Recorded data
* begin *

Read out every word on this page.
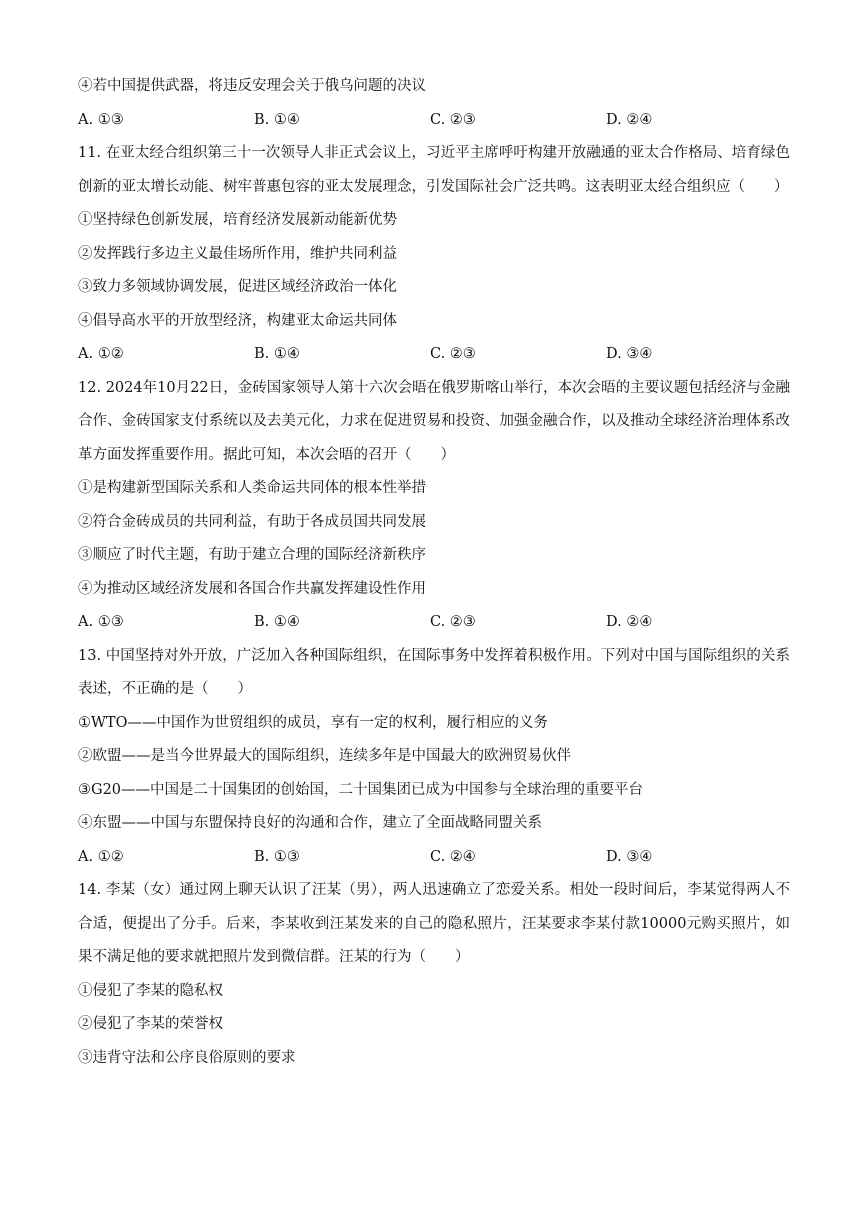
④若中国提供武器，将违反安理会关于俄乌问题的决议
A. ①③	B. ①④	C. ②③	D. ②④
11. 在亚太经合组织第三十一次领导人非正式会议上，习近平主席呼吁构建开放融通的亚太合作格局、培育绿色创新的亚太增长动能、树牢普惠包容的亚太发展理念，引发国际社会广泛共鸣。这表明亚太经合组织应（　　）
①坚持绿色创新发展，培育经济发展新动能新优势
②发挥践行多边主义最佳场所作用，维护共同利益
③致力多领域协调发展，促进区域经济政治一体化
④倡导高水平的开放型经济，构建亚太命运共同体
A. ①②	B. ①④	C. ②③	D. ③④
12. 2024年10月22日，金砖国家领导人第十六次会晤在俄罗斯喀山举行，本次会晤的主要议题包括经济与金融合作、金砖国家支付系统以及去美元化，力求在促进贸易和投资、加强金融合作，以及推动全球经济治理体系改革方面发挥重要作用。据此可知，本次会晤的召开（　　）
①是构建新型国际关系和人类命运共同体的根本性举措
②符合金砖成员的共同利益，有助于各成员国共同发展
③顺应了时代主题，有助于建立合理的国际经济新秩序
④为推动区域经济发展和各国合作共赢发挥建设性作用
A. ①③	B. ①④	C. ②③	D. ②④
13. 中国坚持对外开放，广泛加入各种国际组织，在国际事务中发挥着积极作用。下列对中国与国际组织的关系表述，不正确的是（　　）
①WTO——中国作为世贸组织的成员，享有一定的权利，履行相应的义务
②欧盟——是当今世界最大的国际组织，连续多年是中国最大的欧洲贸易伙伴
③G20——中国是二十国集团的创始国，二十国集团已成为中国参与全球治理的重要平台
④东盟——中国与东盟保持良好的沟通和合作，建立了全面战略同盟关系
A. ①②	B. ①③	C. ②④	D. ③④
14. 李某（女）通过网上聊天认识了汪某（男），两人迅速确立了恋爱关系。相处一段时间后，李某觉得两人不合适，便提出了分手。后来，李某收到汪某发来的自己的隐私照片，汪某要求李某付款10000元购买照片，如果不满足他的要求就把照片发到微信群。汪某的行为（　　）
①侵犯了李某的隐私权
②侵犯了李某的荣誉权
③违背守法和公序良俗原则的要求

* end *

Aim ▸ Your copy should hold every record word for word and none of the pictures.

Result ▸
Read out every word on this page.
④若中国提供武器，将违反安理会关于俄乌问题的决议
A. ①③	B. ①④	C. ②③	D. ②④
11. 在亚太经合组织第三十一次领导人非正式会议上，习近平主席呼吁构建开放融通的亚太合作格局、培育绿色创新的亚太增长动能、树牢普惠包容的亚太发展理念，引发国际社会广泛共鸣。这表明亚太经合组织应（　　）
①坚持绿色创新发展，培育经济发展新动能新优势
②发挥践行多边主义最佳场所作用，维护共同利益
③致力多领域协调发展，促进区域经济政治一体化
④倡导高水平的开放型经济，构建亚太命运共同体
A. ①②	B. ①④	C. ②③	D. ③④
12. 2024年10月22日，金砖国家领导人第十六次会晤在俄罗斯喀山举行，本次会晤的主要议题包括经济与金融合作、金砖国家支付系统以及去美元化，力求在促进贸易和投资、加强金融合作，以及推动全球经济治理体系改革方面发挥重要作用。据此可知，本次会晤的召开（　　）
①是构建新型国际关系和人类命运共同体的根本性举措
②符合金砖成员的共同利益，有助于各成员国共同发展
③顺应了时代主题，有助于建立合理的国际经济新秩序
④为推动区域经济发展和各国合作共赢发挥建设性作用
A. ①③	B. ①④	C. ②③	D. ②④
13. 中国坚持对外开放，广泛加入各种国际组织，在国际事务中发挥着积极作用。下列对中国与国际组织的关系表述，不正确的是（　　）
①WTO——中国作为世贸组织的成员，享有一定的权利，履行相应的义务
②欧盟——是当今世界最大的国际组织，连续多年是中国最大的欧洲贸易伙伴
③G20——中国是二十国集团的创始国，二十国集团已成为中国参与全球治理的重要平台
④东盟——中国与东盟保持良好的沟通和合作，建立了全面战略同盟关系
A. ①②	B. ①③	C. ②④	D. ③④
14. 李某（女）通过网上聊天认识了汪某（男），两人迅速确立了恋爱关系。相处一段时间后，李某觉得两人不合适，便提出了分手。后来，李某收到汪某发来的自己的隐私照片，汪某要求李某付款10000元购买照片，如果不满足他的要求就把照片发到微信群。汪某的行为（　　）
①侵犯了李某的隐私权
②侵犯了李某的荣誉权
③违背守法和公序良俗原则的要求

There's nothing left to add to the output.